## begin ENTRIES SHOWN

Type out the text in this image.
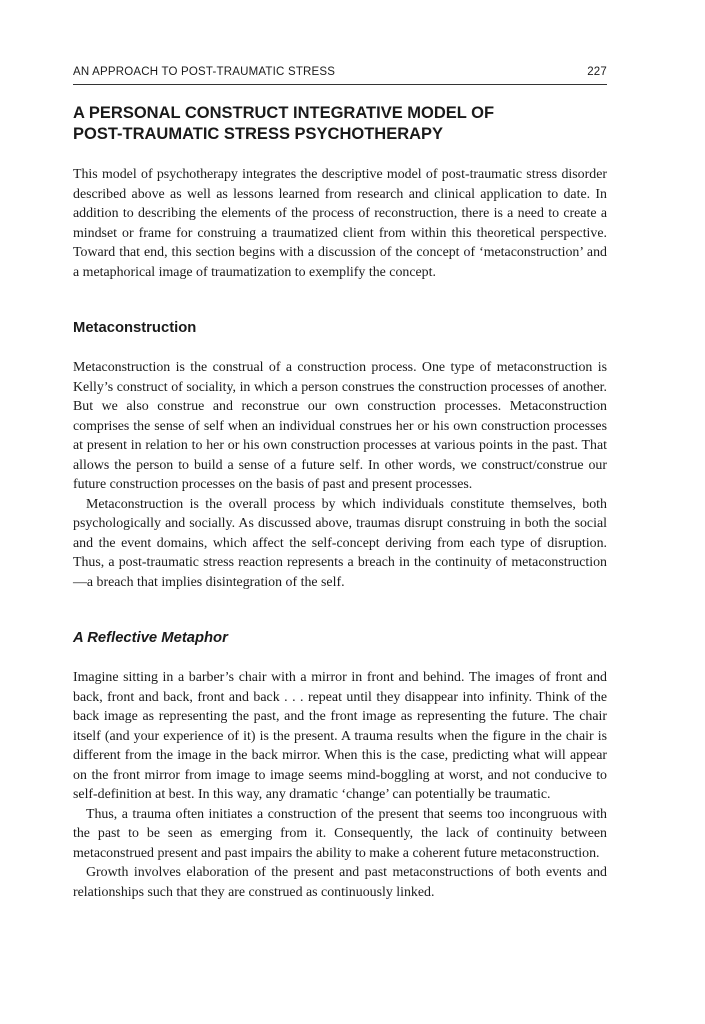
AN APPROACH TO POST-TRAUMATIC STRESS	227
A PERSONAL CONSTRUCT INTEGRATIVE MODEL OF
POST-TRAUMATIC STRESS PSYCHOTHERAPY

This model of psychotherapy integrates the descriptive model of post-traumatic stress disorder described above as well as lessons learned from research and clinical application to date. In addition to describing the elements of the process of reconstruction, there is a need to create a mindset or frame for construing a traumatized client from within this theoretical perspective. Toward that end, this section begins with a discussion of the concept of ‘metaconstruction’ and a metaphorical image of traumatization to exemplify the concept.

Metaconstruction

Metaconstruction is the construal of a construction process. One type of metaconstruction is Kelly’s construct of sociality, in which a person construes the construction processes of another. But we also construe and reconstrue our own construction processes. Metaconstruction comprises the sense of self when an individual construes her or his own construction processes at present in relation to her or his own construction processes at various points in the past. That allows the person to build a sense of a future self. In other words, we construct/construe our future construction processes on the basis of past and present processes.

Metaconstruction is the overall process by which individuals constitute themselves, both psychologically and socially. As discussed above, traumas disrupt construing in both the social and the event domains, which affect the self-concept deriving from each type of disruption. Thus, a post-traumatic stress reaction represents a breach in the continuity of metaconstruction—a breach that implies disintegration of the self.

A Reflective Metaphor

Imagine sitting in a barber’s chair with a mirror in front and behind. The images of front and back, front and back, front and back . . . repeat until they disappear into infinity. Think of the back image as representing the past, and the front image as representing the future. The chair itself (and your experience of it) is the present. A trauma results when the figure in the chair is different from the image in the back mirror. When this is the case, predicting what will appear on the front mirror from image to image seems mind-boggling at worst, and not conducive to self-definition at best. In this way, any dramatic ‘change’ can potentially be traumatic.

Thus, a trauma often initiates a construction of the present that seems too incongruous with the past to be seen as emerging from it. Consequently, the lack of continuity between metaconstrued present and past impairs the ability to make a coherent future metaconstruction.

Growth involves elaboration of the present and past metaconstructions of both events and relationships such that they are construed as continuously linked.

## end ENTRIES SHOWN

• THE PROBLEM
Filter for "above". Return all lines that hold it.

• RESULT OF THE TASK
This model of psychotherapy integrates the descriptive model of post-traumatic stress disorder described above as well as lessons learned from research and clinical application to date. In addition to describing the elements of the process of reconstruction, there is a need to create a mindset or frame for construing a traumatized client from within this theoretical perspective. Toward that end, this section begins with a discussion of the concept of ‘metaconstruction’ and a metaphorical image of traumatization to exemplify the concept.
Metaconstruction is the overall process by which individuals constitute themselves, both psychologically and socially. As discussed above, traumas disrupt construing in both the social and the event domains, which affect the self-concept deriving from each type of disruption. Thus, a post-traumatic stress reaction represents a breach in the continuity of metaconstruction—a breach that implies disintegration of the self.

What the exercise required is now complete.